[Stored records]

------------------------------------------------------------

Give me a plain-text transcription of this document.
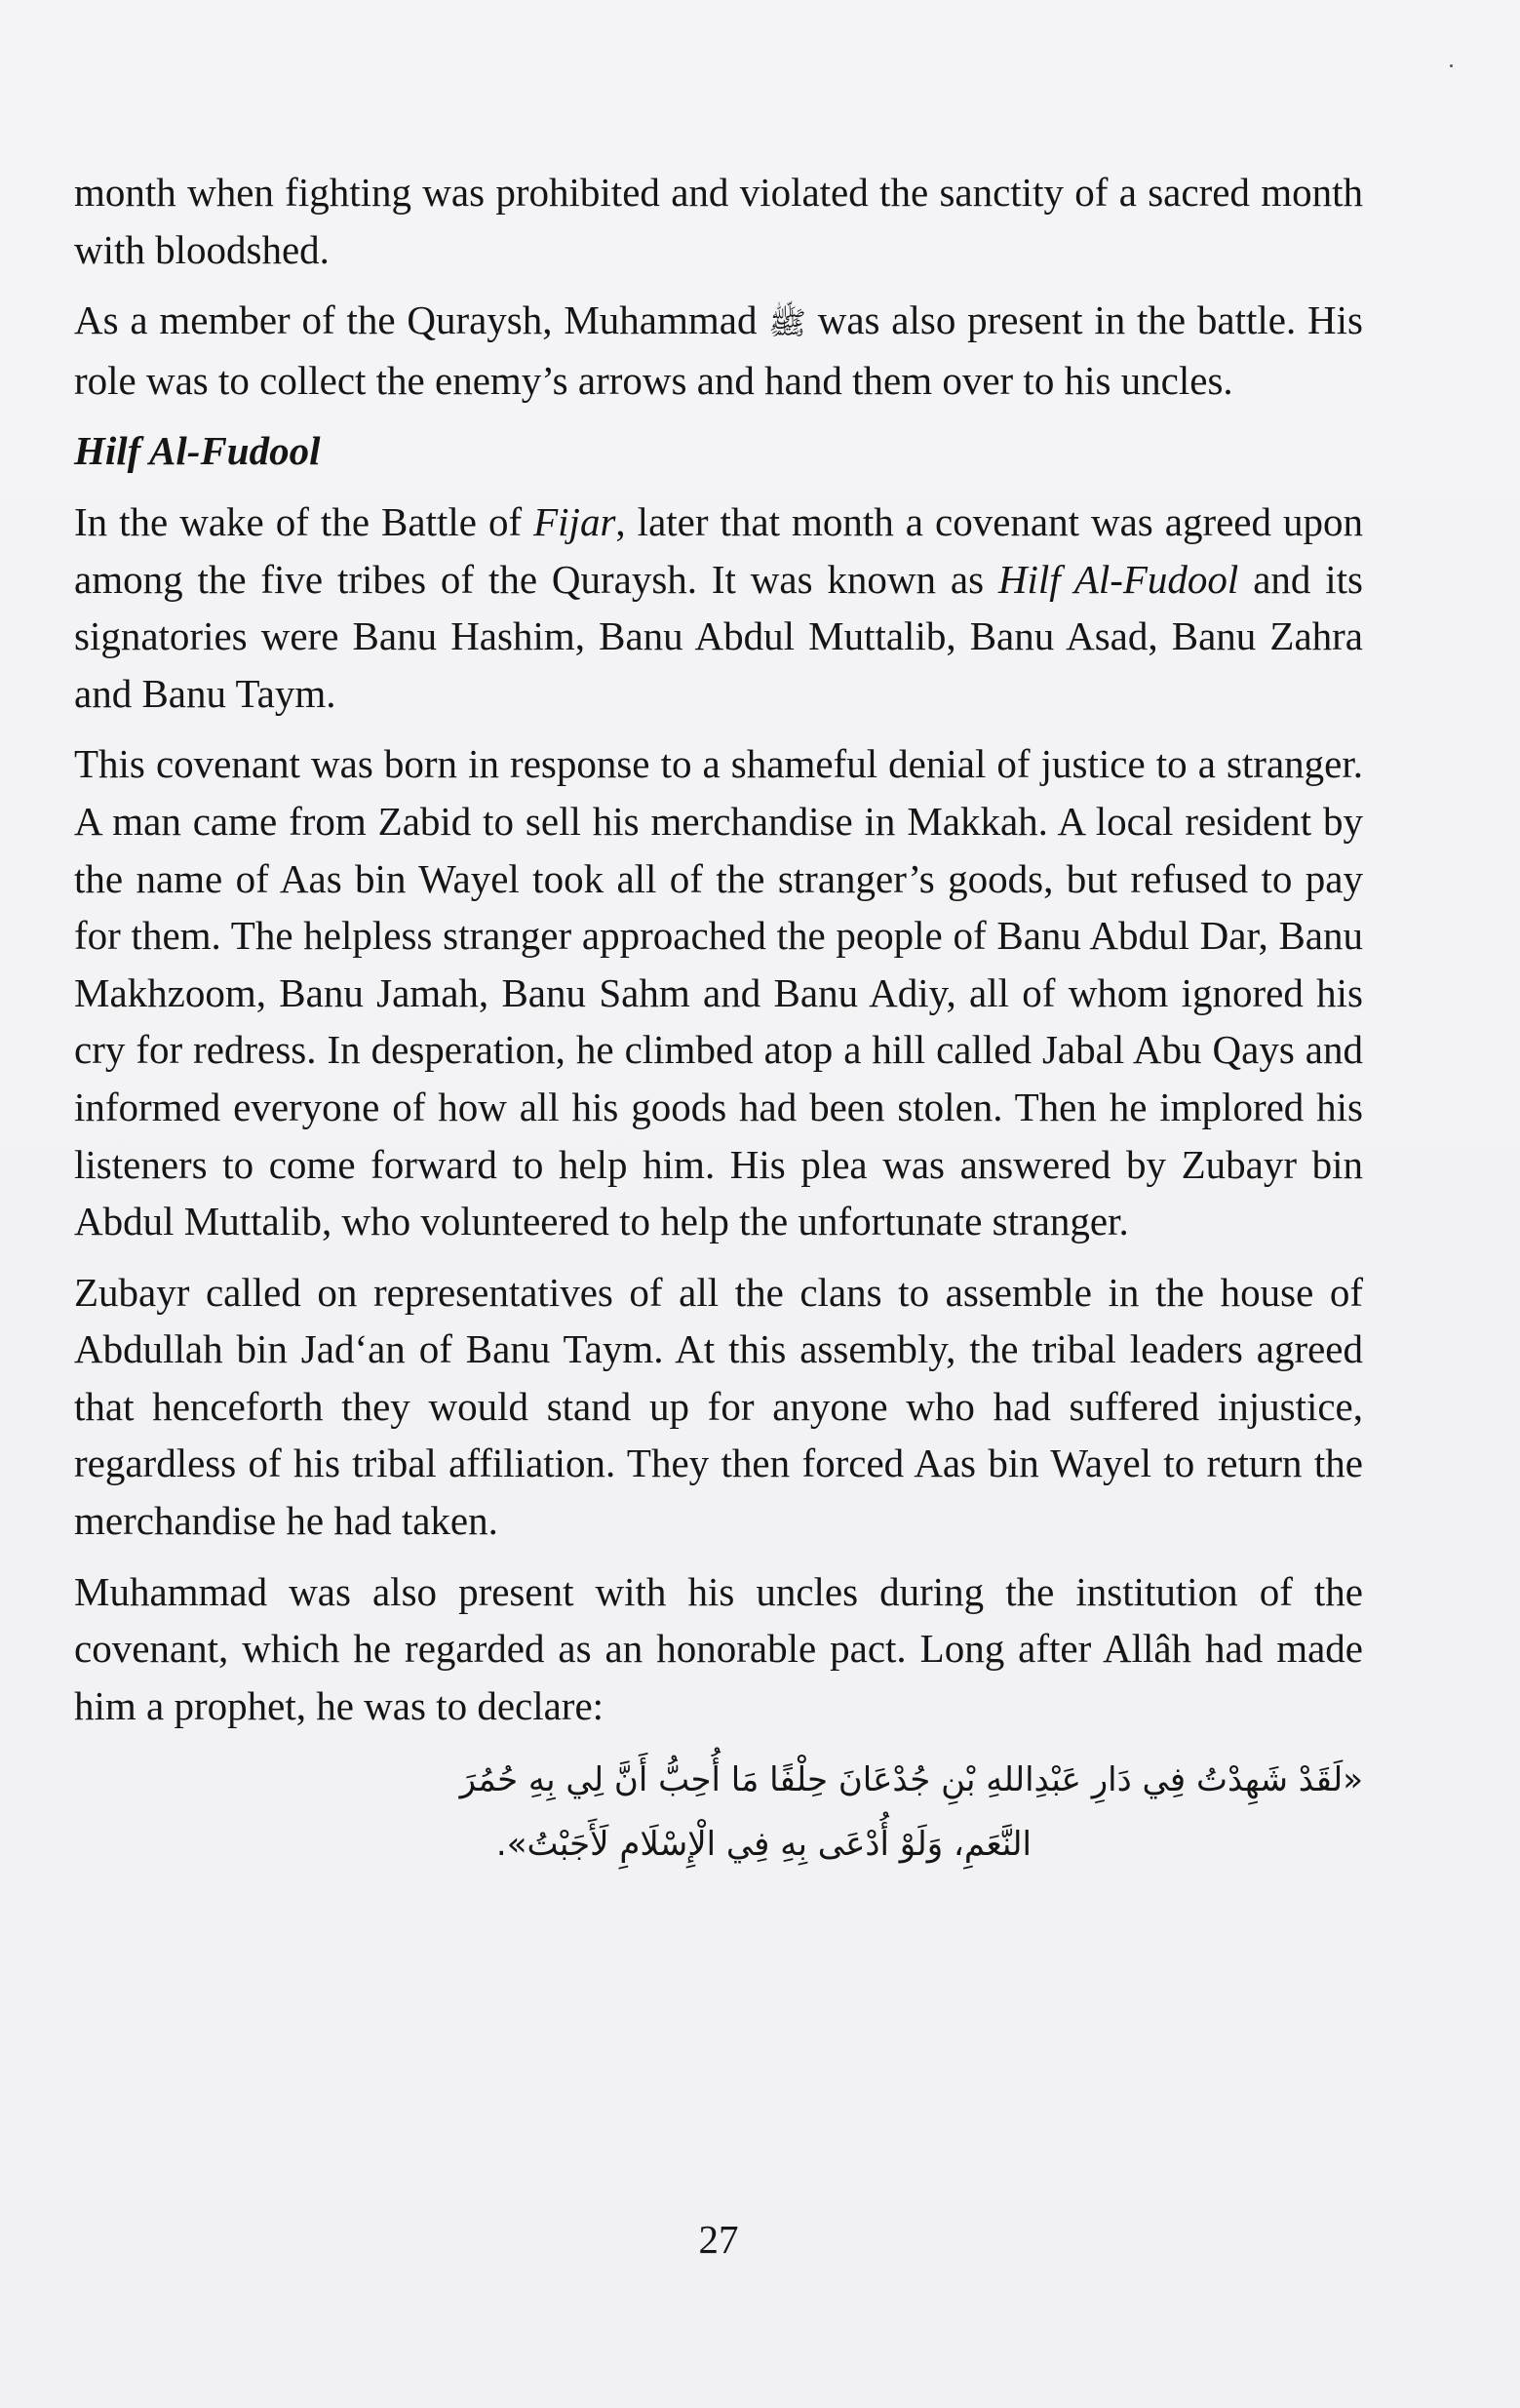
month when fighting was prohibited and violated the sanctity of a sacred month with bloodshed.

As a member of the Quraysh, Muhammad ﷺ was also present in the battle. His role was to collect the enemy’s arrows and hand them over to his uncles.

Hilf Al-Fudool

In the wake of the Battle of Fijar, later that month a covenant was agreed upon among the five tribes of the Quraysh. It was known as Hilf Al-Fudool and its signatories were Banu Hashim, Banu Abdul Muttalib, Banu Asad, Banu Zahra and Banu Taym.

This covenant was born in response to a shameful denial of justice to a stranger. A man came from Zabid to sell his merchandise in Makkah. A local resident by the name of Aas bin Wayel took all of the stranger’s goods, but refused to pay for them. The helpless stranger approached the people of Banu Abdul Dar, Banu Makhzoom, Banu Jamah, Banu Sahm and Banu Adiy, all of whom ignored his cry for redress. In desperation, he climbed atop a hill called Jabal Abu Qays and informed everyone of how all his goods had been stolen. Then he implored his listeners to come forward to help him. His plea was answered by Zubayr bin Abdul Muttalib, who volunteered to help the unfortunate stranger.

Zubayr called on representatives of all the clans to assemble in the house of Abdullah bin Jad‘an of Banu Taym. At this assembly, the tribal leaders agreed that henceforth they would stand up for anyone who had suffered injustice, regardless of his tribal affiliation. They then forced Aas bin Wayel to return the merchandise he had taken.

Muhammad was also present with his uncles during the institution of the covenant, which he regarded as an honorable pact. Long after Allâh had made him a prophet, he was to declare:

«لَقَدْ شَهِدْتُ فِي دَارِ عَبْدِاللهِ بْنِ جُدْعَانَ حِلْفًا مَا أُحِبُّ أَنَّ لِي بِهِ حُمُرَ
النَّعَمِ، وَلَوْ أُدْعَى بِهِ فِي الْإِسْلَامِ لَأَجَبْتُ».
27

------------------------------------------------------------

*What is expected:* Give back the whole listing as it stands, minus its pictures.

*Task solution:*
Give me a plain-text transcription of this document.
month when fighting was prohibited and violated the sanctity of a sacred month with bloodshed.

As a member of the Quraysh, Muhammad ﷺ was also present in the battle. His role was to collect the enemy’s arrows and hand them over to his uncles.

Hilf Al-Fudool

In the wake of the Battle of Fijar, later that month a covenant was agreed upon among the five tribes of the Quraysh. It was known as Hilf Al-Fudool and its signatories were Banu Hashim, Banu Abdul Muttalib, Banu Asad, Banu Zahra and Banu Taym.

This covenant was born in response to a shameful denial of justice to a stranger. A man came from Zabid to sell his merchandise in Makkah. A local resident by the name of Aas bin Wayel took all of the stranger’s goods, but refused to pay for them. The helpless stranger approached the people of Banu Abdul Dar, Banu Makhzoom, Banu Jamah, Banu Sahm and Banu Adiy, all of whom ignored his cry for redress. In desperation, he climbed atop a hill called Jabal Abu Qays and informed everyone of how all his goods had been stolen. Then he implored his listeners to come forward to help him. His plea was answered by Zubayr bin Abdul Muttalib, who volunteered to help the unfortunate stranger.

Zubayr called on representatives of all the clans to assemble in the house of Abdullah bin Jad‘an of Banu Taym. At this assembly, the tribal leaders agreed that henceforth they would stand up for anyone who had suffered injustice, regardless of his tribal affiliation. They then forced Aas bin Wayel to return the merchandise he had taken.

Muhammad was also present with his uncles during the institution of the covenant, which he regarded as an honorable pact. Long after Allâh had made him a prophet, he was to declare:

«لَقَدْ شَهِدْتُ فِي دَارِ عَبْدِاللهِ بْنِ جُدْعَانَ حِلْفًا مَا أُحِبُّ أَنَّ لِي بِهِ حُمُرَ
النَّعَمِ، وَلَوْ أُدْعَى بِهِ فِي الْإِسْلَامِ لَأَجَبْتُ».
27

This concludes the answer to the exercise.